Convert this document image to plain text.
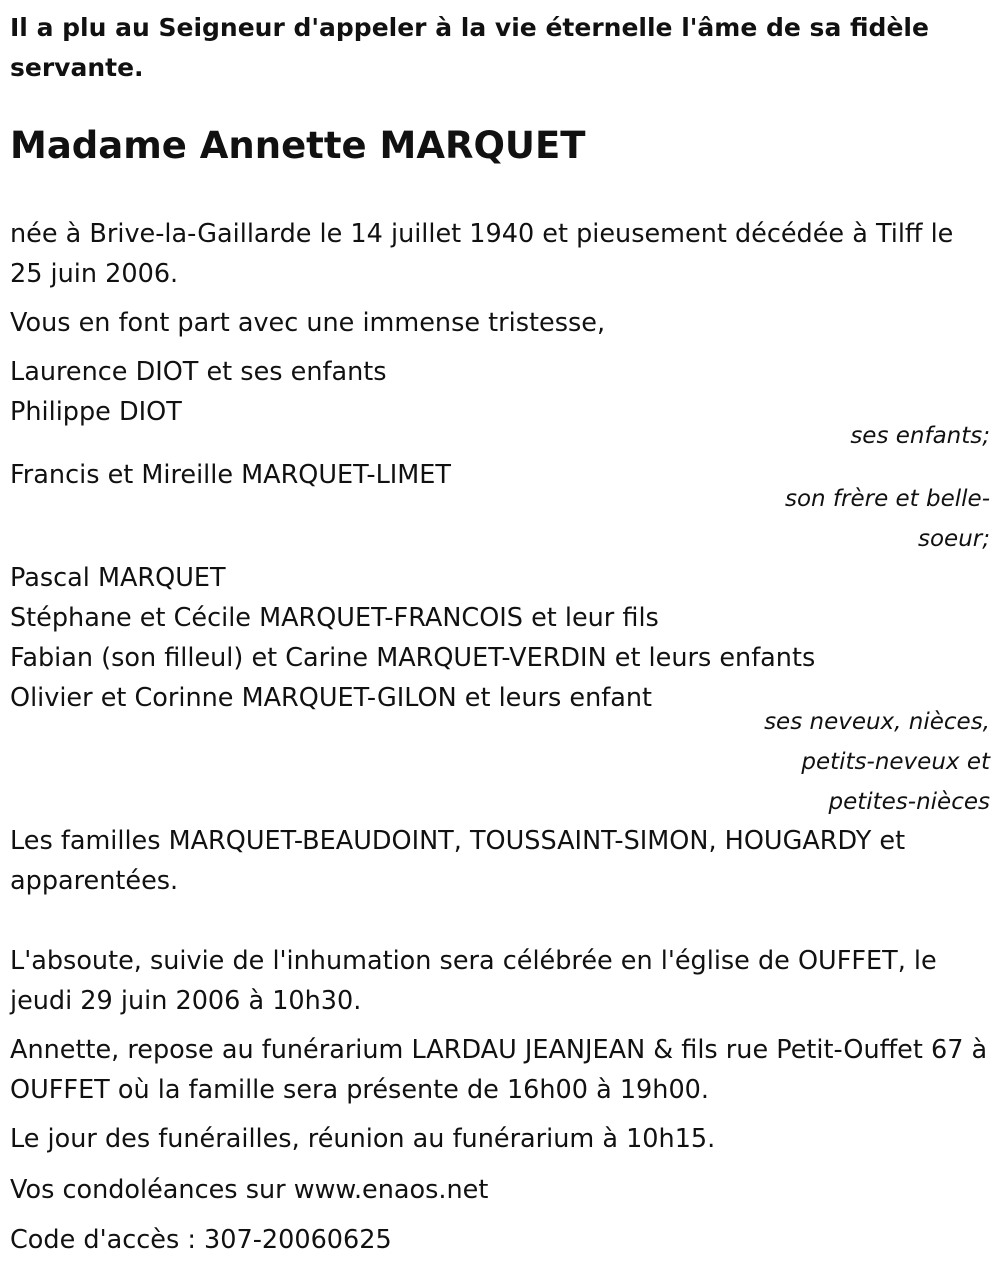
Il a plu au Seigneur d'appeler à la vie éternelle l'âme de sa fidèle servante.
Madame Annette MARQUET
née à Brive-la-Gaillarde le 14 juillet 1940 et pieusement décédée à Tilff le 25 juin 2006.
Vous en font part avec une immense tristesse,
Laurence DIOT et ses enfants
Philippe DIOT
ses enfants;
Francis et Mireille MARQUET-LIMET
son frère et belle-
soeur;
Pascal MARQUET
Stéphane et Cécile MARQUET-FRANCOIS et leur fils
Fabian (son filleul) et Carine MARQUET-VERDIN et leurs enfants
Olivier et Corinne MARQUET-GILON et leurs enfant
ses neveux, nièces,
petits-neveux et
petites-nièces
Les familles MARQUET-BEAUDOINT, TOUSSAINT-SIMON, HOUGARDY et apparentées.
L'absoute, suivie de l'inhumation sera célébrée en l'église de OUFFET, le jeudi 29 juin 2006 à 10h30.
Annette, repose au funérarium LARDAU JEANJEAN & fils rue Petit-Ouffet 67 à OUFFET où la famille sera présente de 16h00 à 19h00.
Le jour des funérailles, réunion au funérarium à 10h15.
Vos condoléances sur www.enaos.net
Code d'accès : 307-20060625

==========

[EXERCISE] Count how many lines of the listing above include "DIOT" and report that number alone.

[RESULT FOR THIS TASK] 2